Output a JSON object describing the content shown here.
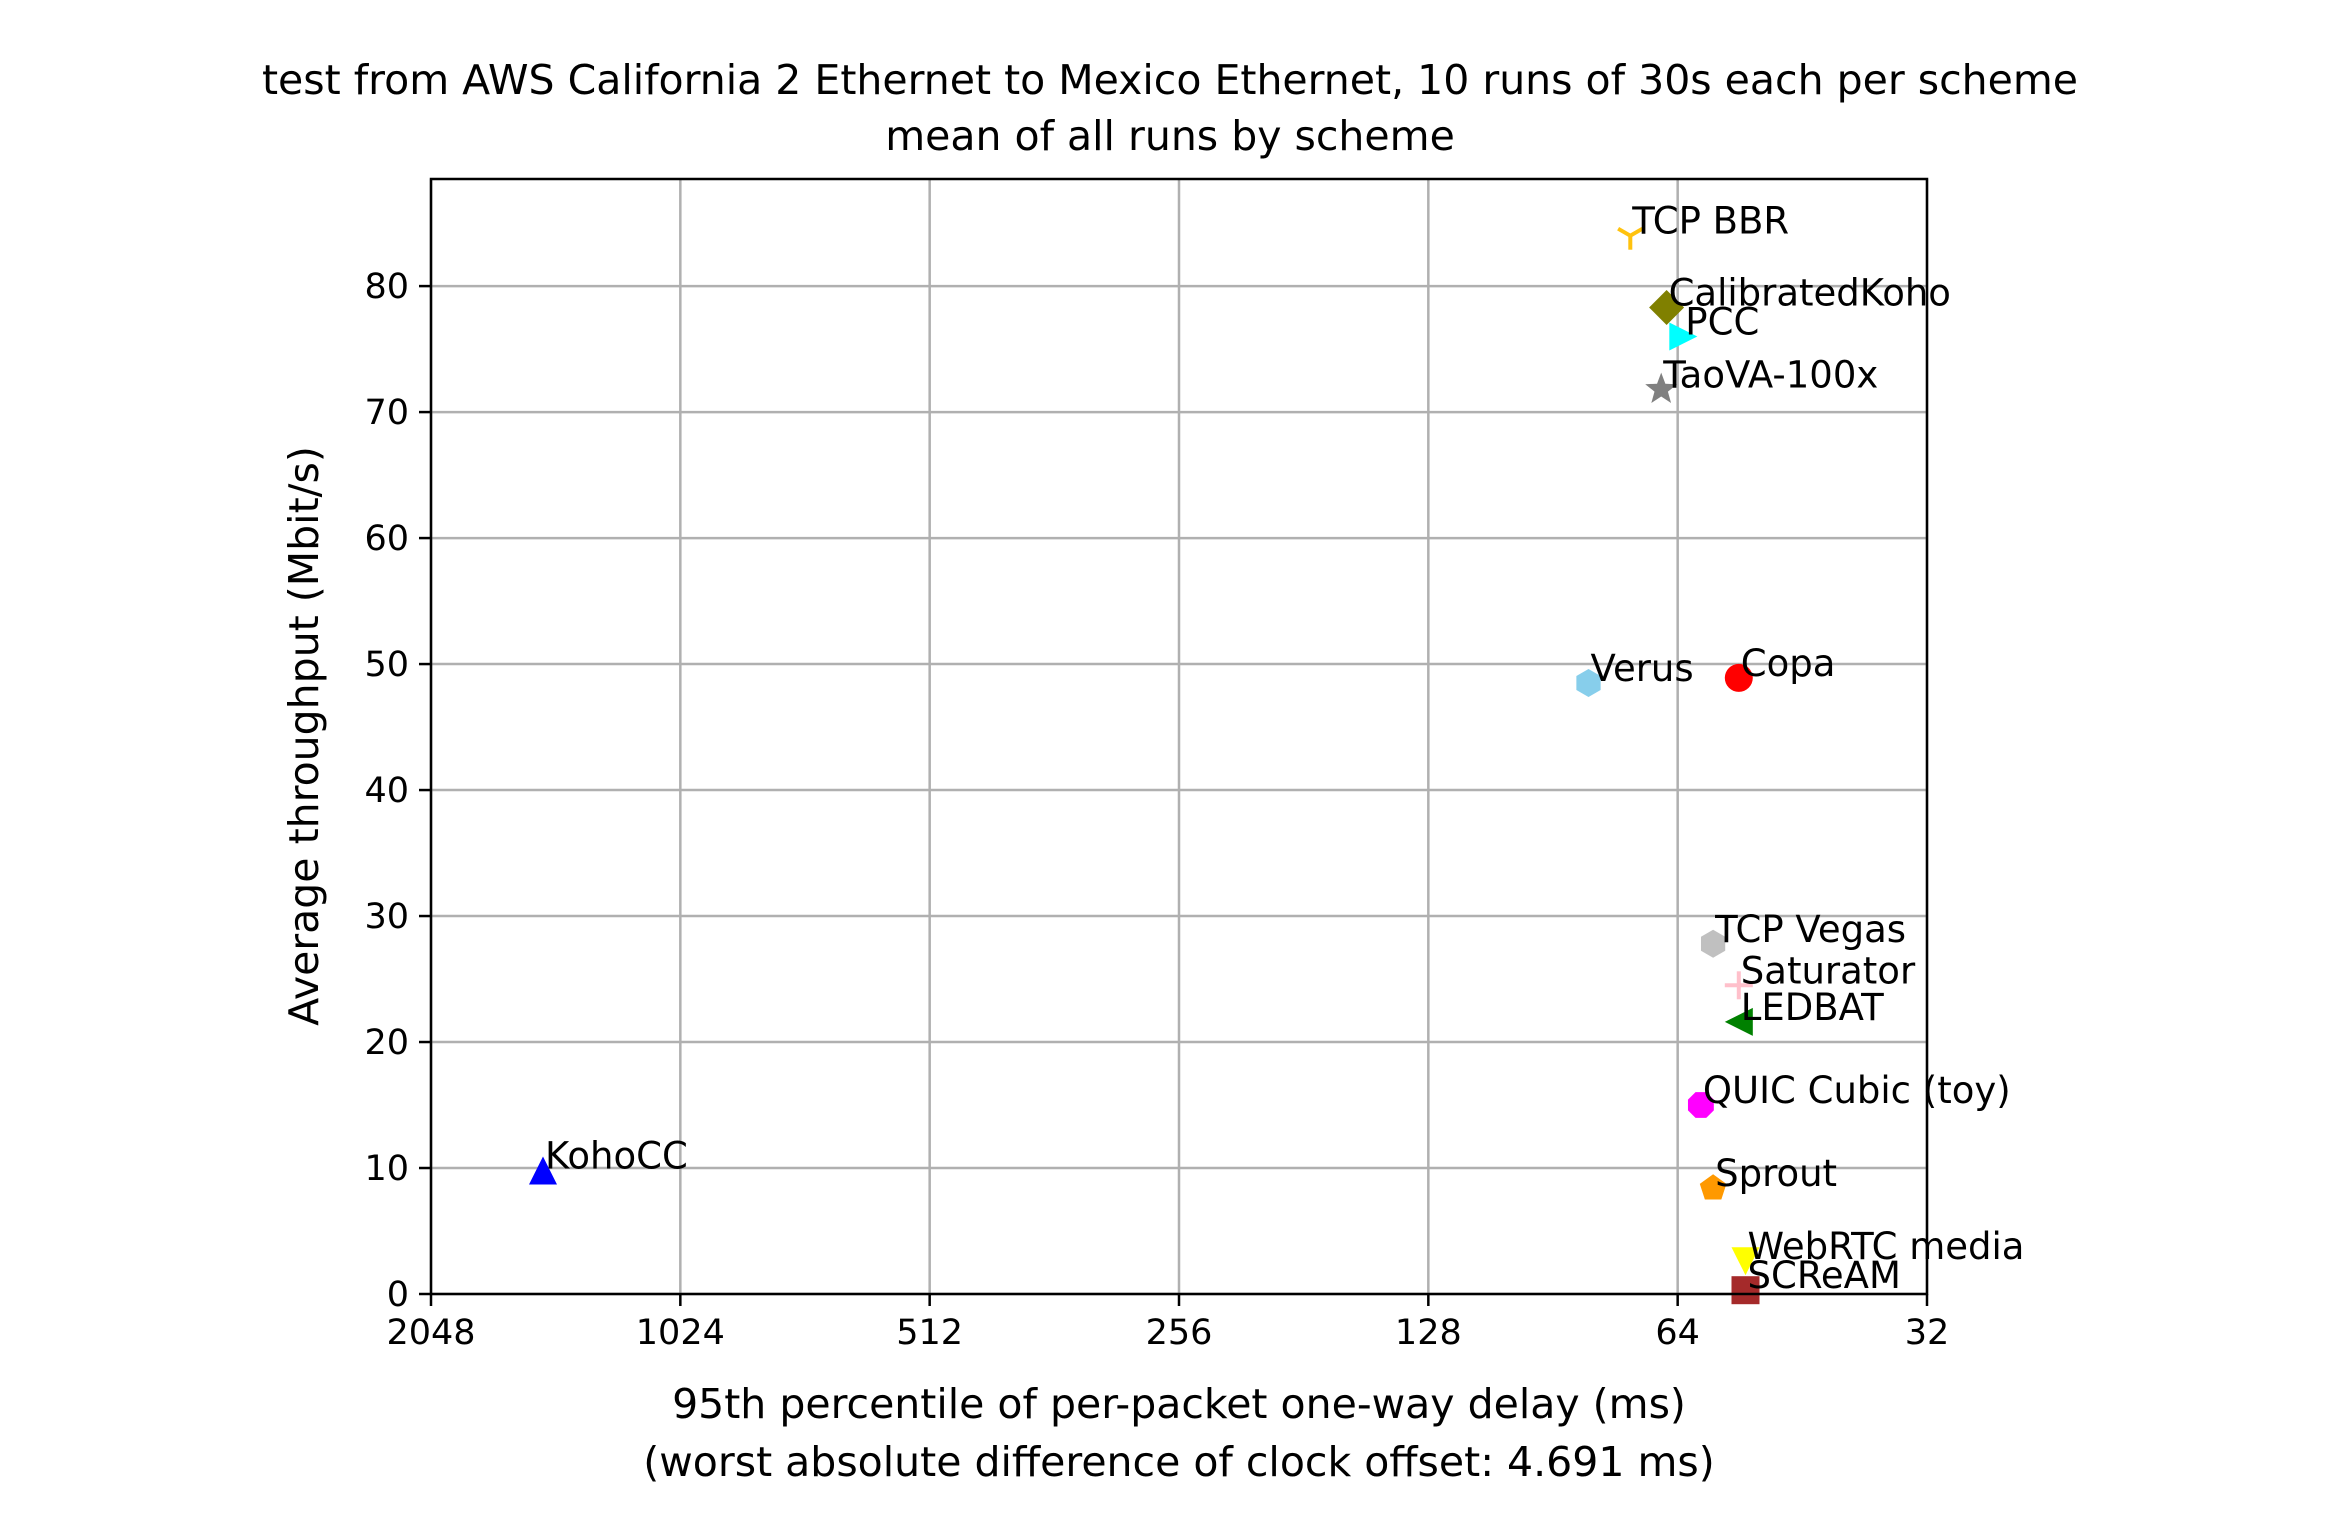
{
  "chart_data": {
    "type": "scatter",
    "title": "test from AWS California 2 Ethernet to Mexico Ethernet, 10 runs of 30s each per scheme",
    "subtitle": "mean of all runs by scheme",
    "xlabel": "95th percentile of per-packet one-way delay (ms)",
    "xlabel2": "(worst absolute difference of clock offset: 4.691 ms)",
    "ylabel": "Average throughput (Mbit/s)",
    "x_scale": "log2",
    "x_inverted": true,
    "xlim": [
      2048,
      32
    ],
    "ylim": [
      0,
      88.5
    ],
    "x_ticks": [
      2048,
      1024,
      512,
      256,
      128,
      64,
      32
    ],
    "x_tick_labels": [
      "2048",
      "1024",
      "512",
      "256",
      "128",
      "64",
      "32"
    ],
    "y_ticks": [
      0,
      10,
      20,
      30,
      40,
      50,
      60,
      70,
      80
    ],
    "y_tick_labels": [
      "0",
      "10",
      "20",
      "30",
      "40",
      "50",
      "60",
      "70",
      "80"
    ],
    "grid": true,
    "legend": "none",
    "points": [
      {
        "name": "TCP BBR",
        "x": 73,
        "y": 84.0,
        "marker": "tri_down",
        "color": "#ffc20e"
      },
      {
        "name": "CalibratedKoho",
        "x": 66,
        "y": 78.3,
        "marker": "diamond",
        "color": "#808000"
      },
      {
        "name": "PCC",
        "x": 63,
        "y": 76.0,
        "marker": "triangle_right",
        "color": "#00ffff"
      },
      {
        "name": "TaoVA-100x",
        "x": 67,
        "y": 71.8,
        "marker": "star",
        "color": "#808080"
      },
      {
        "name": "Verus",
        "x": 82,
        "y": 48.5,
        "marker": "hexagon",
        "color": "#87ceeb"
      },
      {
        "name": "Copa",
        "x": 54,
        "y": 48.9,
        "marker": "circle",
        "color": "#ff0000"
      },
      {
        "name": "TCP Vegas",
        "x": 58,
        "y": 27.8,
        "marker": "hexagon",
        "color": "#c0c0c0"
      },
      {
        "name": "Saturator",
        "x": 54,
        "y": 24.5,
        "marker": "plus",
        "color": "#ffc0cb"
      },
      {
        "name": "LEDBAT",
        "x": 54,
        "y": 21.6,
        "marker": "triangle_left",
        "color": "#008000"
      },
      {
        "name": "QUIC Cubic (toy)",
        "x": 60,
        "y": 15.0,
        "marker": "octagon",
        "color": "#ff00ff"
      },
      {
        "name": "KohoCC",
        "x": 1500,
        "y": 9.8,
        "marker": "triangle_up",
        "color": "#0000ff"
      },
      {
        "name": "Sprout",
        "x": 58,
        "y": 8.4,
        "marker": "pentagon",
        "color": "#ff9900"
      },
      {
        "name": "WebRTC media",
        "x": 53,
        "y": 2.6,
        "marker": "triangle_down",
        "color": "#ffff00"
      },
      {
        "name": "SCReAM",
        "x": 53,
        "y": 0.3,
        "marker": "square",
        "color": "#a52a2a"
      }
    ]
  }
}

--

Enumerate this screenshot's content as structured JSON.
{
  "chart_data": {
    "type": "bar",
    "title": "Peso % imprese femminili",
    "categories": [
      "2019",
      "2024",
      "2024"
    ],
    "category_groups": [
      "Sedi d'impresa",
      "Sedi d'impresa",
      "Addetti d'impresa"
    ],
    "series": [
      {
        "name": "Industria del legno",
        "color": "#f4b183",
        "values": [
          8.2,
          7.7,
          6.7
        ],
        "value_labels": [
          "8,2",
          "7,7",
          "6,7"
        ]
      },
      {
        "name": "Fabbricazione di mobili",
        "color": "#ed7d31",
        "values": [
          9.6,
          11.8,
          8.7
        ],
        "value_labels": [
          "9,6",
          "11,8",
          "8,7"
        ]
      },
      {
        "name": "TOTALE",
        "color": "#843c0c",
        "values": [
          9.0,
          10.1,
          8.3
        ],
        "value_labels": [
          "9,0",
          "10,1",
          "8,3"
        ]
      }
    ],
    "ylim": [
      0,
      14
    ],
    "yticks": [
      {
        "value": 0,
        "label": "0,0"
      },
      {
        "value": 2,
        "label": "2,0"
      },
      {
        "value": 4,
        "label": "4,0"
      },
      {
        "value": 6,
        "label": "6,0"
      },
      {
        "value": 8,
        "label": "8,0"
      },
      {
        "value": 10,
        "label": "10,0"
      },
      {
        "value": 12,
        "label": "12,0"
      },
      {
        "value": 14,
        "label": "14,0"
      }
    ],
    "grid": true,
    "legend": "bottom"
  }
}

* * *

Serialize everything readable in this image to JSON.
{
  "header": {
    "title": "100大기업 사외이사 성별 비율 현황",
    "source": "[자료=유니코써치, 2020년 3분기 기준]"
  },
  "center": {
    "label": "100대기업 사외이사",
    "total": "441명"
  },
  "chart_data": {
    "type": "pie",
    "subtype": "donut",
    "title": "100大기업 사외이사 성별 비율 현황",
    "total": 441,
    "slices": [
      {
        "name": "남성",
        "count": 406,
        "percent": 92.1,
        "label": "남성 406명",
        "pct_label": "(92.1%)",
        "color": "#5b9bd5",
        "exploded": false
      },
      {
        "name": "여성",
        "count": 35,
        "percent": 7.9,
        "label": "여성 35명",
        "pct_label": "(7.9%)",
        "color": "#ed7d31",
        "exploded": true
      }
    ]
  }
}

- _DIRECTIVE_:
Using the entries above, find all lines with "scheme". Copy them.

- _RESULT FOR THIS EXERCISE_:
    "title": "test from AWS California 2 Ethernet to Mexico Ethernet, 10 runs of 30s each per scheme",
    "subtitle": "mean of all runs by scheme",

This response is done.